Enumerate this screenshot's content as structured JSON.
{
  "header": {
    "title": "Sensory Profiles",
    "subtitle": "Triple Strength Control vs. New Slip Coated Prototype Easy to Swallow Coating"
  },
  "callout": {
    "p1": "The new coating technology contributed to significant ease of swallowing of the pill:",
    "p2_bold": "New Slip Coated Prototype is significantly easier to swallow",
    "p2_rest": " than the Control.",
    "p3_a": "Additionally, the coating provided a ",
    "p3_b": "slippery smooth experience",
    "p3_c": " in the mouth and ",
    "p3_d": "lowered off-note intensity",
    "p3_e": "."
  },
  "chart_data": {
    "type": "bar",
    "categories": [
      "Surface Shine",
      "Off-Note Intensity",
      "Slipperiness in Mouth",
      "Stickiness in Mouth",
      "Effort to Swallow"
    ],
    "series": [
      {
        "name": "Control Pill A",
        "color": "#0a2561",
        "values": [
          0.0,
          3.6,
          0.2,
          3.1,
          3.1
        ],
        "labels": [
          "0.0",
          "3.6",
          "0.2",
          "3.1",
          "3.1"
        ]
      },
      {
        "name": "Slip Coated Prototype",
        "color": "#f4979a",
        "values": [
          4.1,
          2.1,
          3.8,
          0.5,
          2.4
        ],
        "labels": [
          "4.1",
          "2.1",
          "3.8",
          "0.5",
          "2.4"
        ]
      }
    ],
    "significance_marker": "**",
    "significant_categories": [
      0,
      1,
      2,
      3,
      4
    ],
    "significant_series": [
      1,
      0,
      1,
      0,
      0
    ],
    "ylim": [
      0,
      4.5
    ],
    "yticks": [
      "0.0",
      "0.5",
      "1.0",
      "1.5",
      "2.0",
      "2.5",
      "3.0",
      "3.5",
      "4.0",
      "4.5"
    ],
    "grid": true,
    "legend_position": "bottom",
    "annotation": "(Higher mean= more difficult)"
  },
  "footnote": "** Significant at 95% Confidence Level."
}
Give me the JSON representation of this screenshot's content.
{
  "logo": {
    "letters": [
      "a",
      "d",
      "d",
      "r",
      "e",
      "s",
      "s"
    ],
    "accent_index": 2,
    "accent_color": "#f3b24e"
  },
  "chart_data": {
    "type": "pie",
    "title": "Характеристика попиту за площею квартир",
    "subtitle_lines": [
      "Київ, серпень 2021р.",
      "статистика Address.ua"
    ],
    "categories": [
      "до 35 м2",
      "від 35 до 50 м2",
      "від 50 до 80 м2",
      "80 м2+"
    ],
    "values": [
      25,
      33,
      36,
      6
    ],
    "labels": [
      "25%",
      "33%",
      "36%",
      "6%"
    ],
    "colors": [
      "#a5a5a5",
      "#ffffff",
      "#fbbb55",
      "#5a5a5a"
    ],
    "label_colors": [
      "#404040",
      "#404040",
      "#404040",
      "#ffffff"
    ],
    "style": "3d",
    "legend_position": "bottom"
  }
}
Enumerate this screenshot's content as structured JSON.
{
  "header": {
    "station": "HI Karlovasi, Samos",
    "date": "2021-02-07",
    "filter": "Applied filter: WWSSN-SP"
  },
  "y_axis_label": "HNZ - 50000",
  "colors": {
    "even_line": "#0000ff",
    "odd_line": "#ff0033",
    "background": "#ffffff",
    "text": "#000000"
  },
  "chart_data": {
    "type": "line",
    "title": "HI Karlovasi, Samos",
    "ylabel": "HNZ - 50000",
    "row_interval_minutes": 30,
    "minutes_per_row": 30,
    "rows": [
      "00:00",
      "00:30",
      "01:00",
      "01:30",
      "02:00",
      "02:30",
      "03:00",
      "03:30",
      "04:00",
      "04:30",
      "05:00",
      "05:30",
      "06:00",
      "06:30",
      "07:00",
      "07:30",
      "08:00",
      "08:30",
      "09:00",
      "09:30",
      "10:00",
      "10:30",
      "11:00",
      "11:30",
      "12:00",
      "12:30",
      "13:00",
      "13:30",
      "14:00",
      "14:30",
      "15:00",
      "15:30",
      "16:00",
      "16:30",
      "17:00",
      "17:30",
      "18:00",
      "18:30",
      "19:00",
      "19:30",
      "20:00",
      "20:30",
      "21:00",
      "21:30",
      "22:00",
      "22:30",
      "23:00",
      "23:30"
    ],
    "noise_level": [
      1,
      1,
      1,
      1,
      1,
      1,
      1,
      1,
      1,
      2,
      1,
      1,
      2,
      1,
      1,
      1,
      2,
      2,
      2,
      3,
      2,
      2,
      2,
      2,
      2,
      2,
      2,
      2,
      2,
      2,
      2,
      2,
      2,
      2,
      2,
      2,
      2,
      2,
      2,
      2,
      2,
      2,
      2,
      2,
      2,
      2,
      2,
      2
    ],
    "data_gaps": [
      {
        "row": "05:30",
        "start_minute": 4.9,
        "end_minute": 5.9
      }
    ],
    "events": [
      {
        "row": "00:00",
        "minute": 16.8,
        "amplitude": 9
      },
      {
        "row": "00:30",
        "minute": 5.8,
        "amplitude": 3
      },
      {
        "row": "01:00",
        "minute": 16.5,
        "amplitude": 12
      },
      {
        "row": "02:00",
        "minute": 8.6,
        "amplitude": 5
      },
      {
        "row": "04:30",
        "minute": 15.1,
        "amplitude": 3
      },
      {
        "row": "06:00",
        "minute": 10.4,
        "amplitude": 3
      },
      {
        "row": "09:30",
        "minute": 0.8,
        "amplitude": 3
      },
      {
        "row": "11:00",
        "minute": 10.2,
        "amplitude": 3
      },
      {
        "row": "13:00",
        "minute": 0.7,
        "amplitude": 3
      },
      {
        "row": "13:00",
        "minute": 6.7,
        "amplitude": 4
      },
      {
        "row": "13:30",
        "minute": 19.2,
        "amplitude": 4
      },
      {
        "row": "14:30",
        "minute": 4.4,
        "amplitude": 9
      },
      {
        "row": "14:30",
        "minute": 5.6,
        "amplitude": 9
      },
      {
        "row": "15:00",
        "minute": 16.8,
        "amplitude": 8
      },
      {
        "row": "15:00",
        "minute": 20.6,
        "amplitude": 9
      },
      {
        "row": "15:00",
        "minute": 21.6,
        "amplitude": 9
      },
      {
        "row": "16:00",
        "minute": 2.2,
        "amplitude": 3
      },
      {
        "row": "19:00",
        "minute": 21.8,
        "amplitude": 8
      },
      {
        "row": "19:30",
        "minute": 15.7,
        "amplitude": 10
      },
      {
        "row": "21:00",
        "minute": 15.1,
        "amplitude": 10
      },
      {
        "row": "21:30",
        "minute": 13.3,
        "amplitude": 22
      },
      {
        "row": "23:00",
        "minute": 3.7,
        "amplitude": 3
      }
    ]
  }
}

Short problem: Retype all the records, matching them exactly.

Task answer:
Enumerate this screenshot's content as structured JSON.
{
  "header": {
    "title": "Sensory Profiles",
    "subtitle": "Triple Strength Control vs. New Slip Coated Prototype Easy to Swallow Coating"
  },
  "callout": {
    "p1": "The new coating technology contributed to significant ease of swallowing of the pill:",
    "p2_bold": "New Slip Coated Prototype is significantly easier to swallow",
    "p2_rest": " than the Control.",
    "p3_a": "Additionally, the coating provided a ",
    "p3_b": "slippery smooth experience",
    "p3_c": " in the mouth and ",
    "p3_d": "lowered off-note intensity",
    "p3_e": "."
  },
  "chart_data": {
    "type": "bar",
    "categories": [
      "Surface Shine",
      "Off-Note Intensity",
      "Slipperiness in Mouth",
      "Stickiness in Mouth",
      "Effort to Swallow"
    ],
    "series": [
      {
        "name": "Control Pill A",
        "color": "#0a2561",
        "values": [
          0.0,
          3.6,
          0.2,
          3.1,
          3.1
        ],
        "labels": [
          "0.0",
          "3.6",
          "0.2",
          "3.1",
          "3.1"
        ]
      },
      {
        "name": "Slip Coated Prototype",
        "color": "#f4979a",
        "values": [
          4.1,
          2.1,
          3.8,
          0.5,
          2.4
        ],
        "labels": [
          "4.1",
          "2.1",
          "3.8",
          "0.5",
          "2.4"
        ]
      }
    ],
    "significance_marker": "**",
    "significant_categories": [
      0,
      1,
      2,
      3,
      4
    ],
    "significant_series": [
      1,
      0,
      1,
      0,
      0
    ],
    "ylim": [
      0,
      4.5
    ],
    "yticks": [
      "0.0",
      "0.5",
      "1.0",
      "1.5",
      "2.0",
      "2.5",
      "3.0",
      "3.5",
      "4.0",
      "4.5"
    ],
    "grid": true,
    "legend_position": "bottom",
    "annotation": "(Higher mean= more difficult)"
  },
  "footnote": "** Significant at 95% Confidence Level."
}
Give me the JSON representation of this screenshot's content.
{
  "logo": {
    "letters": [
      "a",
      "d",
      "d",
      "r",
      "e",
      "s",
      "s"
    ],
    "accent_index": 2,
    "accent_color": "#f3b24e"
  },
  "chart_data": {
    "type": "pie",
    "title": "Характеристика попиту за площею квартир",
    "subtitle_lines": [
      "Київ, серпень 2021р.",
      "статистика Address.ua"
    ],
    "categories": [
      "до 35 м2",
      "від 35 до 50 м2",
      "від 50 до 80 м2",
      "80 м2+"
    ],
    "values": [
      25,
      33,
      36,
      6
    ],
    "labels": [
      "25%",
      "33%",
      "36%",
      "6%"
    ],
    "colors": [
      "#a5a5a5",
      "#ffffff",
      "#fbbb55",
      "#5a5a5a"
    ],
    "label_colors": [
      "#404040",
      "#404040",
      "#404040",
      "#ffffff"
    ],
    "style": "3d",
    "legend_position": "bottom"
  }
}
Enumerate this screenshot's content as structured JSON.
{
  "header": {
    "station": "HI Karlovasi, Samos",
    "date": "2021-02-07",
    "filter": "Applied filter: WWSSN-SP"
  },
  "y_axis_label": "HNZ - 50000",
  "colors": {
    "even_line": "#0000ff",
    "odd_line": "#ff0033",
    "background": "#ffffff",
    "text": "#000000"
  },
  "chart_data": {
    "type": "line",
    "title": "HI Karlovasi, Samos",
    "ylabel": "HNZ - 50000",
    "row_interval_minutes": 30,
    "minutes_per_row": 30,
    "rows": [
      "00:00",
      "00:30",
      "01:00",
      "01:30",
      "02:00",
      "02:30",
      "03:00",
      "03:30",
      "04:00",
      "04:30",
      "05:00",
      "05:30",
      "06:00",
      "06:30",
      "07:00",
      "07:30",
      "08:00",
      "08:30",
      "09:00",
      "09:30",
      "10:00",
      "10:30",
      "11:00",
      "11:30",
      "12:00",
      "12:30",
      "13:00",
      "13:30",
      "14:00",
      "14:30",
      "15:00",
      "15:30",
      "16:00",
      "16:30",
      "17:00",
      "17:30",
      "18:00",
      "18:30",
      "19:00",
      "19:30",
      "20:00",
      "20:30",
      "21:00",
      "21:30",
      "22:00",
      "22:30",
      "23:00",
      "23:30"
    ],
    "noise_level": [
      1,
      1,
      1,
      1,
      1,
      1,
      1,
      1,
      1,
      2,
      1,
      1,
      2,
      1,
      1,
      1,
      2,
      2,
      2,
      3,
      2,
      2,
      2,
      2,
      2,
      2,
      2,
      2,
      2,
      2,
      2,
      2,
      2,
      2,
      2,
      2,
      2,
      2,
      2,
      2,
      2,
      2,
      2,
      2,
      2,
      2,
      2,
      2
    ],
    "data_gaps": [
      {
        "row": "05:30",
        "start_minute": 4.9,
        "end_minute": 5.9
      }
    ],
    "events": [
      {
        "row": "00:00",
        "minute": 16.8,
        "amplitude": 9
      },
      {
        "row": "00:30",
        "minute": 5.8,
        "amplitude": 3
      },
      {
        "row": "01:00",
        "minute": 16.5,
        "amplitude": 12
      },
      {
        "row": "02:00",
        "minute": 8.6,
        "amplitude": 5
      },
      {
        "row": "04:30",
        "minute": 15.1,
        "amplitude": 3
      },
      {
        "row": "06:00",
        "minute": 10.4,
        "amplitude": 3
      },
      {
        "row": "09:30",
        "minute": 0.8,
        "amplitude": 3
      },
      {
        "row": "11:00",
        "minute": 10.2,
        "amplitude": 3
      },
      {
        "row": "13:00",
        "minute": 0.7,
        "amplitude": 3
      },
      {
        "row": "13:00",
        "minute": 6.7,
        "amplitude": 4
      },
      {
        "row": "13:30",
        "minute": 19.2,
        "amplitude": 4
      },
      {
        "row": "14:30",
        "minute": 4.4,
        "amplitude": 9
      },
      {
        "row": "14:30",
        "minute": 5.6,
        "amplitude": 9
      },
      {
        "row": "15:00",
        "minute": 16.8,
        "amplitude": 8
      },
      {
        "row": "15:00",
        "minute": 20.6,
        "amplitude": 9
      },
      {
        "row": "15:00",
        "minute": 21.6,
        "amplitude": 9
      },
      {
        "row": "16:00",
        "minute": 2.2,
        "amplitude": 3
      },
      {
        "row": "19:00",
        "minute": 21.8,
        "amplitude": 8
      },
      {
        "row": "19:30",
        "minute": 15.7,
        "amplitude": 10
      },
      {
        "row": "21:00",
        "minute": 15.1,
        "amplitude": 10
      },
      {
        "row": "21:30",
        "minute": 13.3,
        "amplitude": 22
      },
      {
        "row": "23:00",
        "minute": 3.7,
        "amplitude": 3
      }
    ]
  }
}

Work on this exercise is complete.